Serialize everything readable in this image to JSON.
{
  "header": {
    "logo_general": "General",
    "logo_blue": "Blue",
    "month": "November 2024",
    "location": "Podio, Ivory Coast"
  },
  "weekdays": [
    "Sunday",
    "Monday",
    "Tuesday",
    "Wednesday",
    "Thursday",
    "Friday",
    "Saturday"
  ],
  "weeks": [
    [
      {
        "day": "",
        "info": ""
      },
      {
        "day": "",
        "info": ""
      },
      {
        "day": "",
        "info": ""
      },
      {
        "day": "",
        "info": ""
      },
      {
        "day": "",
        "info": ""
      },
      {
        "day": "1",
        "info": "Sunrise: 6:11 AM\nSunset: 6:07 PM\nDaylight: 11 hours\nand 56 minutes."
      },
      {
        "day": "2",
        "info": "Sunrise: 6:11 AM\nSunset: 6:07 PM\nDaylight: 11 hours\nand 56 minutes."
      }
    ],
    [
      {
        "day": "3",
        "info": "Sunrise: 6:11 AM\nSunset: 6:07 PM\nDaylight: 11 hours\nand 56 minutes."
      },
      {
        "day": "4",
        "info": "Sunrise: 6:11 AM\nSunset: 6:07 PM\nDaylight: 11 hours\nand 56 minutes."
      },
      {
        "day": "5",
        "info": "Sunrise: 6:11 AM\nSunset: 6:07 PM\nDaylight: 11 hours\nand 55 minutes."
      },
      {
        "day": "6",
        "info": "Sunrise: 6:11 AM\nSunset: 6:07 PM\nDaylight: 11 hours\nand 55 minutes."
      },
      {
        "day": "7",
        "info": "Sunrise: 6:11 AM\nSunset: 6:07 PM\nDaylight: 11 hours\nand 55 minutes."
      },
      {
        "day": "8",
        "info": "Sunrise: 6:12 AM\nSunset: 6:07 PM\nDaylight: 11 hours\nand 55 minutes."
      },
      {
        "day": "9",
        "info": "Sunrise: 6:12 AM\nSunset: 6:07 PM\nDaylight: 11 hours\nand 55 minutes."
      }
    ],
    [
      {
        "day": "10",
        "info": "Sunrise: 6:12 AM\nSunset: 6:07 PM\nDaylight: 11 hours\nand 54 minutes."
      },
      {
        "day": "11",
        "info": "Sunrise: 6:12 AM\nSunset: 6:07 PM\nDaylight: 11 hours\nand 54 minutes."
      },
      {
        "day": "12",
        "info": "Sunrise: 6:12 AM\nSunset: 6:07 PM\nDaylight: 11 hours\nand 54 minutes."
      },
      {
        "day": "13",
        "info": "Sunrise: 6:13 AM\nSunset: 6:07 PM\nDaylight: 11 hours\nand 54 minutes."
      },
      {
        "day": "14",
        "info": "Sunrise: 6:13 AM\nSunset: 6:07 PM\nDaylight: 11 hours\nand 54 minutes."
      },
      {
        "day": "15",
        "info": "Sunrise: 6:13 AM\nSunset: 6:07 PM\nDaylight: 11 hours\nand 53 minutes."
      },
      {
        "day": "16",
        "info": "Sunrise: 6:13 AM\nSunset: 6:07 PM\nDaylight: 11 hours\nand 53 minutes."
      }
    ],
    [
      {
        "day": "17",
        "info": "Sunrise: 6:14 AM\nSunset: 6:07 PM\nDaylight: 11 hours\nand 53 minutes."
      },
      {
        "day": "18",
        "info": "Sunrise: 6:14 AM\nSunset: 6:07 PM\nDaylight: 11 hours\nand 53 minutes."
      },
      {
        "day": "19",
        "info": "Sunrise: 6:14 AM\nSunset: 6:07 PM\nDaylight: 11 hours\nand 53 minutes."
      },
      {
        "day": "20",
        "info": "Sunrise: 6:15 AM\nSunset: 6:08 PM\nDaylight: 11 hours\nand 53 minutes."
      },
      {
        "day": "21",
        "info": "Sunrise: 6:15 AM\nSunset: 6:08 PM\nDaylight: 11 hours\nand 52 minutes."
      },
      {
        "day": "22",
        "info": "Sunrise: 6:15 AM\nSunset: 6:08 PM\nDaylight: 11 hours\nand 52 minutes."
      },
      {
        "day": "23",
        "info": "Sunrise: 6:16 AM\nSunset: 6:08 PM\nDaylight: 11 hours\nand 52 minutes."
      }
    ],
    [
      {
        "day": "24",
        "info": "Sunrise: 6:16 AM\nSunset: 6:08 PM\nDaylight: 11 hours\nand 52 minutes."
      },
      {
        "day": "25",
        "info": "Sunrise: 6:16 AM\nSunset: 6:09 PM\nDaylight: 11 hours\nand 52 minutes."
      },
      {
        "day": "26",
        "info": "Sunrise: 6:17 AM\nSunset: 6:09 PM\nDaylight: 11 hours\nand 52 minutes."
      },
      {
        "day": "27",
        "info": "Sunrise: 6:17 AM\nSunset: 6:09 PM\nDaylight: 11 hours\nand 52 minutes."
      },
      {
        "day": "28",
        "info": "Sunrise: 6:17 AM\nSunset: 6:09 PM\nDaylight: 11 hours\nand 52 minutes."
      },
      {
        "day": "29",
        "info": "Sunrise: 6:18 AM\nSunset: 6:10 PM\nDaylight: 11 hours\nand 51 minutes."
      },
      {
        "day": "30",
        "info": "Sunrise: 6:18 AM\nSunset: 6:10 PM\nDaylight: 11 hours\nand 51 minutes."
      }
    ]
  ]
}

-- -- --

THE EXERCISE :: The listing above should be transcribed in full, exactly as written.

ANSWER IN FULL ::
Serialize everything readable in this image to JSON.
{
  "header": {
    "logo_general": "General",
    "logo_blue": "Blue",
    "month": "November 2024",
    "location": "Podio, Ivory Coast"
  },
  "weekdays": [
    "Sunday",
    "Monday",
    "Tuesday",
    "Wednesday",
    "Thursday",
    "Friday",
    "Saturday"
  ],
  "weeks": [
    [
      {
        "day": "",
        "info": ""
      },
      {
        "day": "",
        "info": ""
      },
      {
        "day": "",
        "info": ""
      },
      {
        "day": "",
        "info": ""
      },
      {
        "day": "",
        "info": ""
      },
      {
        "day": "1",
        "info": "Sunrise: 6:11 AM\nSunset: 6:07 PM\nDaylight: 11 hours\nand 56 minutes."
      },
      {
        "day": "2",
        "info": "Sunrise: 6:11 AM\nSunset: 6:07 PM\nDaylight: 11 hours\nand 56 minutes."
      }
    ],
    [
      {
        "day": "3",
        "info": "Sunrise: 6:11 AM\nSunset: 6:07 PM\nDaylight: 11 hours\nand 56 minutes."
      },
      {
        "day": "4",
        "info": "Sunrise: 6:11 AM\nSunset: 6:07 PM\nDaylight: 11 hours\nand 56 minutes."
      },
      {
        "day": "5",
        "info": "Sunrise: 6:11 AM\nSunset: 6:07 PM\nDaylight: 11 hours\nand 55 minutes."
      },
      {
        "day": "6",
        "info": "Sunrise: 6:11 AM\nSunset: 6:07 PM\nDaylight: 11 hours\nand 55 minutes."
      },
      {
        "day": "7",
        "info": "Sunrise: 6:11 AM\nSunset: 6:07 PM\nDaylight: 11 hours\nand 55 minutes."
      },
      {
        "day": "8",
        "info": "Sunrise: 6:12 AM\nSunset: 6:07 PM\nDaylight: 11 hours\nand 55 minutes."
      },
      {
        "day": "9",
        "info": "Sunrise: 6:12 AM\nSunset: 6:07 PM\nDaylight: 11 hours\nand 55 minutes."
      }
    ],
    [
      {
        "day": "10",
        "info": "Sunrise: 6:12 AM\nSunset: 6:07 PM\nDaylight: 11 hours\nand 54 minutes."
      },
      {
        "day": "11",
        "info": "Sunrise: 6:12 AM\nSunset: 6:07 PM\nDaylight: 11 hours\nand 54 minutes."
      },
      {
        "day": "12",
        "info": "Sunrise: 6:12 AM\nSunset: 6:07 PM\nDaylight: 11 hours\nand 54 minutes."
      },
      {
        "day": "13",
        "info": "Sunrise: 6:13 AM\nSunset: 6:07 PM\nDaylight: 11 hours\nand 54 minutes."
      },
      {
        "day": "14",
        "info": "Sunrise: 6:13 AM\nSunset: 6:07 PM\nDaylight: 11 hours\nand 54 minutes."
      },
      {
        "day": "15",
        "info": "Sunrise: 6:13 AM\nSunset: 6:07 PM\nDaylight: 11 hours\nand 53 minutes."
      },
      {
        "day": "16",
        "info": "Sunrise: 6:13 AM\nSunset: 6:07 PM\nDaylight: 11 hours\nand 53 minutes."
      }
    ],
    [
      {
        "day": "17",
        "info": "Sunrise: 6:14 AM\nSunset: 6:07 PM\nDaylight: 11 hours\nand 53 minutes."
      },
      {
        "day": "18",
        "info": "Sunrise: 6:14 AM\nSunset: 6:07 PM\nDaylight: 11 hours\nand 53 minutes."
      },
      {
        "day": "19",
        "info": "Sunrise: 6:14 AM\nSunset: 6:07 PM\nDaylight: 11 hours\nand 53 minutes."
      },
      {
        "day": "20",
        "info": "Sunrise: 6:15 AM\nSunset: 6:08 PM\nDaylight: 11 hours\nand 53 minutes."
      },
      {
        "day": "21",
        "info": "Sunrise: 6:15 AM\nSunset: 6:08 PM\nDaylight: 11 hours\nand 52 minutes."
      },
      {
        "day": "22",
        "info": "Sunrise: 6:15 AM\nSunset: 6:08 PM\nDaylight: 11 hours\nand 52 minutes."
      },
      {
        "day": "23",
        "info": "Sunrise: 6:16 AM\nSunset: 6:08 PM\nDaylight: 11 hours\nand 52 minutes."
      }
    ],
    [
      {
        "day": "24",
        "info": "Sunrise: 6:16 AM\nSunset: 6:08 PM\nDaylight: 11 hours\nand 52 minutes."
      },
      {
        "day": "25",
        "info": "Sunrise: 6:16 AM\nSunset: 6:09 PM\nDaylight: 11 hours\nand 52 minutes."
      },
      {
        "day": "26",
        "info": "Sunrise: 6:17 AM\nSunset: 6:09 PM\nDaylight: 11 hours\nand 52 minutes."
      },
      {
        "day": "27",
        "info": "Sunrise: 6:17 AM\nSunset: 6:09 PM\nDaylight: 11 hours\nand 52 minutes."
      },
      {
        "day": "28",
        "info": "Sunrise: 6:17 AM\nSunset: 6:09 PM\nDaylight: 11 hours\nand 52 minutes."
      },
      {
        "day": "29",
        "info": "Sunrise: 6:18 AM\nSunset: 6:10 PM\nDaylight: 11 hours\nand 51 minutes."
      },
      {
        "day": "30",
        "info": "Sunrise: 6:18 AM\nSunset: 6:10 PM\nDaylight: 11 hours\nand 51 minutes."
      }
    ]
  ]
}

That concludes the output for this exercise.